**Task details:** Find all the lines with "content" and gather them.

--- BEGIN ---

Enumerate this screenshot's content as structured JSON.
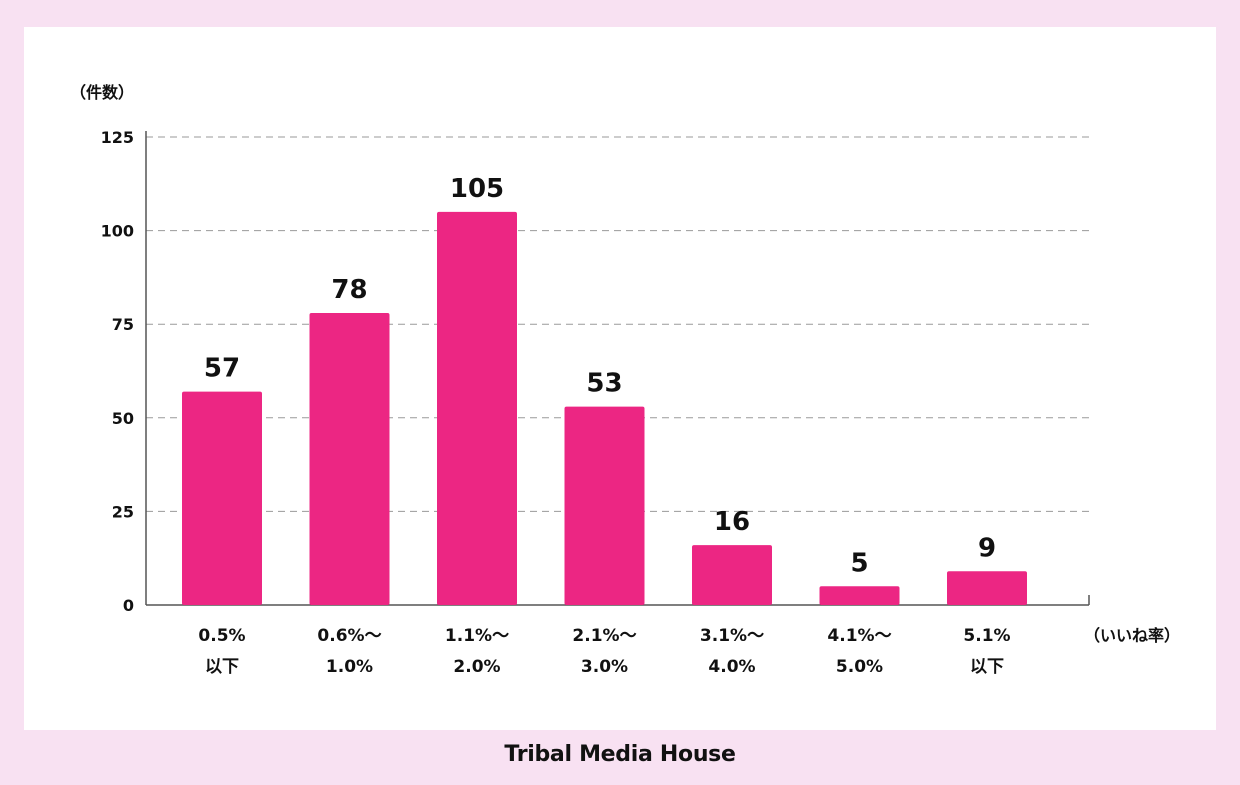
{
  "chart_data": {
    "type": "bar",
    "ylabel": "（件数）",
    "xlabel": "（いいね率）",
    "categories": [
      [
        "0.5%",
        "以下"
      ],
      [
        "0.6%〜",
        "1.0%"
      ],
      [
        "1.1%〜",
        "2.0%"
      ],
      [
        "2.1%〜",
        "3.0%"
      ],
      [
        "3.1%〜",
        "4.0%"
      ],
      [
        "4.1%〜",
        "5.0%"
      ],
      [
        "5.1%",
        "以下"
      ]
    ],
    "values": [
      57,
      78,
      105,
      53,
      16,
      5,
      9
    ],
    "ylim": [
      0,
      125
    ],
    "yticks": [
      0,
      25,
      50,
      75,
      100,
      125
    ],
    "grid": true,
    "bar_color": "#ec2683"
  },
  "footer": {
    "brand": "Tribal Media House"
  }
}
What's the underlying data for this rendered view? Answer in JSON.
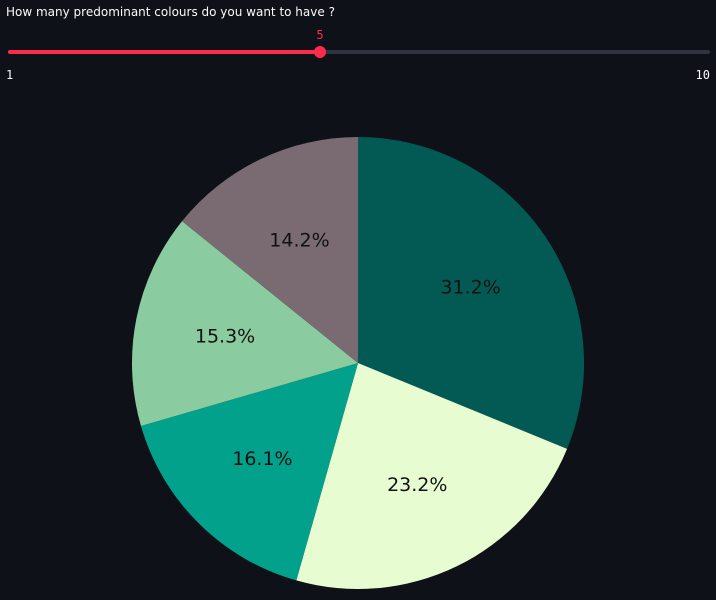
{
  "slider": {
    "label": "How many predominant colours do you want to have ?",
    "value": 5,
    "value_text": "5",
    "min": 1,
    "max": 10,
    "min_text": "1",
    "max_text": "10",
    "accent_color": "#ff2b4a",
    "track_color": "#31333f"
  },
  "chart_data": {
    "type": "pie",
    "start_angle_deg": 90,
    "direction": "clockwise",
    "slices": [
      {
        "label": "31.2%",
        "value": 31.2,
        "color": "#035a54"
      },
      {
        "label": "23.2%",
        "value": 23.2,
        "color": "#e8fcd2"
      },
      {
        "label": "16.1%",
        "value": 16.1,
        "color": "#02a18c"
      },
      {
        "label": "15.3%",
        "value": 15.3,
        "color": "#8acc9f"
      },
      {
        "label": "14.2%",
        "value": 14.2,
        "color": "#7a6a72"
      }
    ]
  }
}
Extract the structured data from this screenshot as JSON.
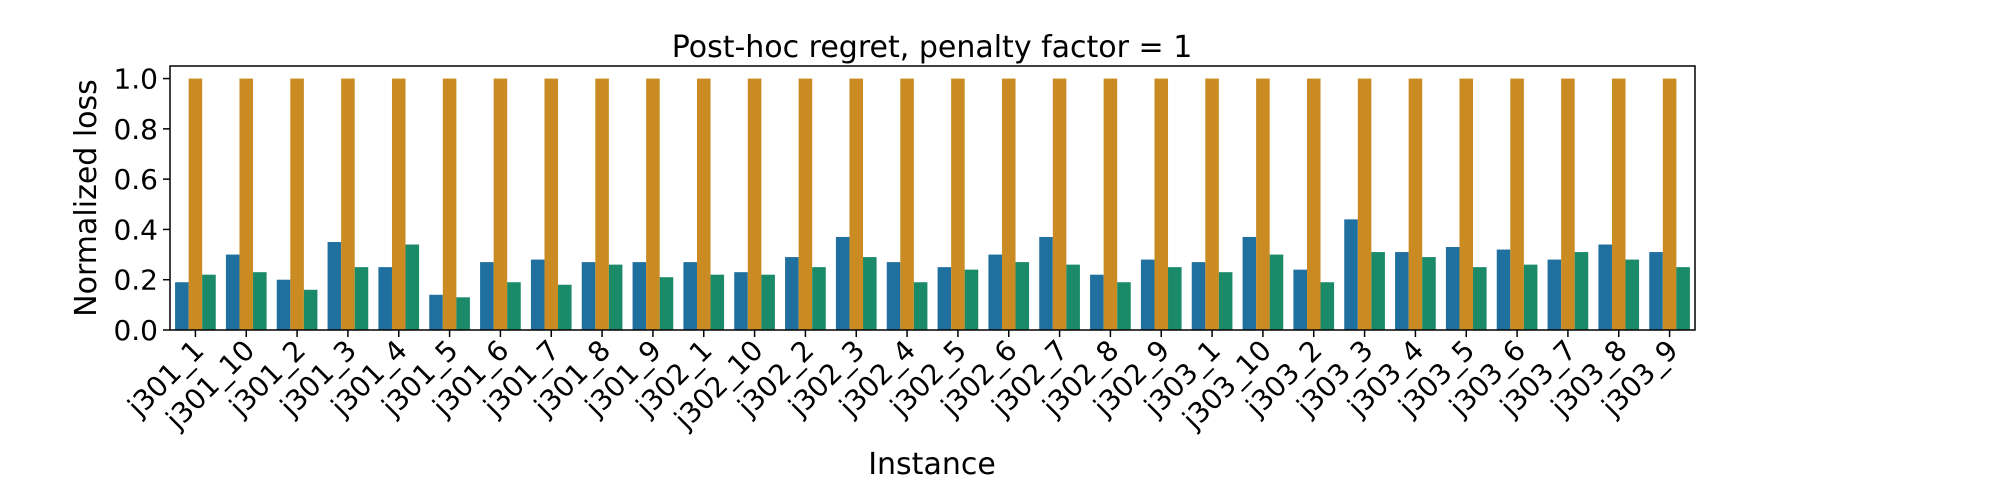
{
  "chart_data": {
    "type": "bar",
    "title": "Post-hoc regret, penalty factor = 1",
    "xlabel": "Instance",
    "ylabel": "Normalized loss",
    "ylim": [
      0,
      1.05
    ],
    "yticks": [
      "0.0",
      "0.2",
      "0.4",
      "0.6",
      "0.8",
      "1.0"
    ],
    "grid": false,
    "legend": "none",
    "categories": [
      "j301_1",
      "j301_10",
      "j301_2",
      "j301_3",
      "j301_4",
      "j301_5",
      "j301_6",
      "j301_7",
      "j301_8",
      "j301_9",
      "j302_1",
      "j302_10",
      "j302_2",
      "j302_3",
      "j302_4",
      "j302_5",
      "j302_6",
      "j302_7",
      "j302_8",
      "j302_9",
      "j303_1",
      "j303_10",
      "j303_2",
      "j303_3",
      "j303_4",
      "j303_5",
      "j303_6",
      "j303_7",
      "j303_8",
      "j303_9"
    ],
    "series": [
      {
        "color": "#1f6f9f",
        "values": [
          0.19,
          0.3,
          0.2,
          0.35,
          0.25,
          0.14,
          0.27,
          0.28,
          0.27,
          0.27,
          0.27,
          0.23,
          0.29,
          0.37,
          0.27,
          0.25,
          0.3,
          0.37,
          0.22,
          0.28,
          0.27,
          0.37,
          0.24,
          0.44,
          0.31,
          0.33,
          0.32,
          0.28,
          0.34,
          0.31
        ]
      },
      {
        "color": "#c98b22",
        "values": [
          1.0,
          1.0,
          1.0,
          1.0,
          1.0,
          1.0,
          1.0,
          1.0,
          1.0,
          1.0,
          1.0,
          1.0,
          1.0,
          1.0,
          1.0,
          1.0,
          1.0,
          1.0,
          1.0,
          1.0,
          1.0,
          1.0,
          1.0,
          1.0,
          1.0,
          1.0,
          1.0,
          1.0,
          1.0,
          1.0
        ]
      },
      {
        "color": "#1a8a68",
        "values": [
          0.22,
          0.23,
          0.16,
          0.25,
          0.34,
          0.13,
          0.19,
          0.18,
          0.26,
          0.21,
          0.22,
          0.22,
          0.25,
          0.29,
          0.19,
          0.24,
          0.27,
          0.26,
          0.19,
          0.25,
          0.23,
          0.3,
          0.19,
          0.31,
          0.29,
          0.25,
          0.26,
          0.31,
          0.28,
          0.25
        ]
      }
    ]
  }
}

--- END ---
--- BEGIN ---

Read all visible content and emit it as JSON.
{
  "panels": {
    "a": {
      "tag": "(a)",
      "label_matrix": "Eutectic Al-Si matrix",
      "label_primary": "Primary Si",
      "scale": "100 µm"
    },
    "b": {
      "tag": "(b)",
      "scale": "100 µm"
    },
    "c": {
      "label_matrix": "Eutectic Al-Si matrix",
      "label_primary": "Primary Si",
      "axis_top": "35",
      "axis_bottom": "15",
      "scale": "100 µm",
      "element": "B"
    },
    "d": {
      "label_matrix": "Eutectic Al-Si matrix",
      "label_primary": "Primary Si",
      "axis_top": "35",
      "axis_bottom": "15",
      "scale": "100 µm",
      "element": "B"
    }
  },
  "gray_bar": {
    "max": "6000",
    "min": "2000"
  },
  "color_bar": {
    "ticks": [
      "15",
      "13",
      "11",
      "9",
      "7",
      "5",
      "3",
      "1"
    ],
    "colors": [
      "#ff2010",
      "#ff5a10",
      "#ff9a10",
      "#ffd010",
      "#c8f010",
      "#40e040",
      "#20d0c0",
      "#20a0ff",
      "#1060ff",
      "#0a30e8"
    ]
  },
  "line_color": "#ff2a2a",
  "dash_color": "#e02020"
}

--- END ---
--- BEGIN ---

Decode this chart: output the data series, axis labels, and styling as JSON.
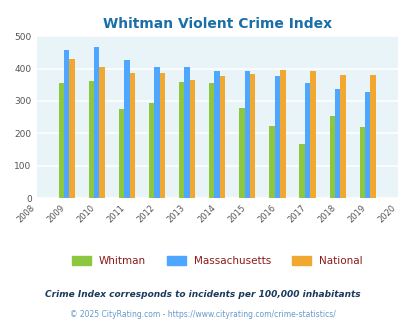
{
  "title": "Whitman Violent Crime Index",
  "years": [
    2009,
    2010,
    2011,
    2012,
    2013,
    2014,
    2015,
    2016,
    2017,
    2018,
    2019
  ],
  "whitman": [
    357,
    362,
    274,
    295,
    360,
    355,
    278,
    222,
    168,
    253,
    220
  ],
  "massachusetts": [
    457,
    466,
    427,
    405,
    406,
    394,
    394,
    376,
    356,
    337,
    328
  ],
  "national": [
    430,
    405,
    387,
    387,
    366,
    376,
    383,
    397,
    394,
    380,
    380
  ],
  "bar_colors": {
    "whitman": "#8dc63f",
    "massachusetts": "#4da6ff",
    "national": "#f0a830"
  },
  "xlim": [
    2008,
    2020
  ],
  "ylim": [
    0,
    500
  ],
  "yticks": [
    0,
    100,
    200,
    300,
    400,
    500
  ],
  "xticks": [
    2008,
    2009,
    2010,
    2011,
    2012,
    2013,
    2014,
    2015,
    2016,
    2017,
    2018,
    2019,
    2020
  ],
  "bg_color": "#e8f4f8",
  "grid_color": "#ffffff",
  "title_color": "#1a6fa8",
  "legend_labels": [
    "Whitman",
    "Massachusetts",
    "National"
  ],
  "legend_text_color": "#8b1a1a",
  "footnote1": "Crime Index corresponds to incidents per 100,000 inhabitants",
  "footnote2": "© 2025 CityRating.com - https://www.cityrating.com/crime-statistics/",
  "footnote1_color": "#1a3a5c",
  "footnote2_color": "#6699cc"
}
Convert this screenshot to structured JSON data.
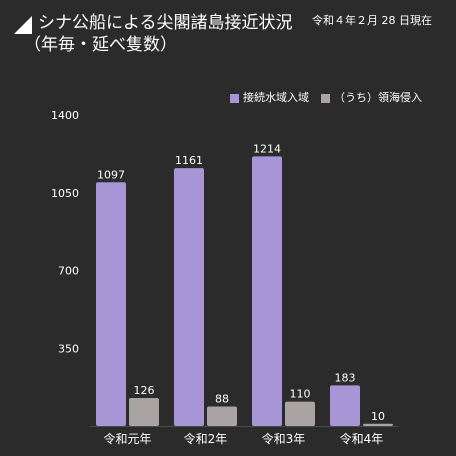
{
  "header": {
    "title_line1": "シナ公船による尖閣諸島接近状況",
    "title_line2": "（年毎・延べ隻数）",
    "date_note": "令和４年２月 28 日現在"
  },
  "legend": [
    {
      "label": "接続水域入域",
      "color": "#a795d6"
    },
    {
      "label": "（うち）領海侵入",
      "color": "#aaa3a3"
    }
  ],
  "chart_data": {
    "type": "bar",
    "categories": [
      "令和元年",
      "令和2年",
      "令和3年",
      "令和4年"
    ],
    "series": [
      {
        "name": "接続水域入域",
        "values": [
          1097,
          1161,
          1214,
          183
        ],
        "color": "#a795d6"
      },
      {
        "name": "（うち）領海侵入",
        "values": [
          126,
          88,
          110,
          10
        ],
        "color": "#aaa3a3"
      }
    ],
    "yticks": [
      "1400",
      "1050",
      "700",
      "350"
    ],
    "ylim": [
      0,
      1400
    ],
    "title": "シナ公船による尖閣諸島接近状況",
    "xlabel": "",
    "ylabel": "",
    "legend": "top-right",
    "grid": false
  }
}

--- END ---

**Answer to this exercise:**
Enumerate this screenshot's content as structured JSON.
Read all visible content and emit it as JSON.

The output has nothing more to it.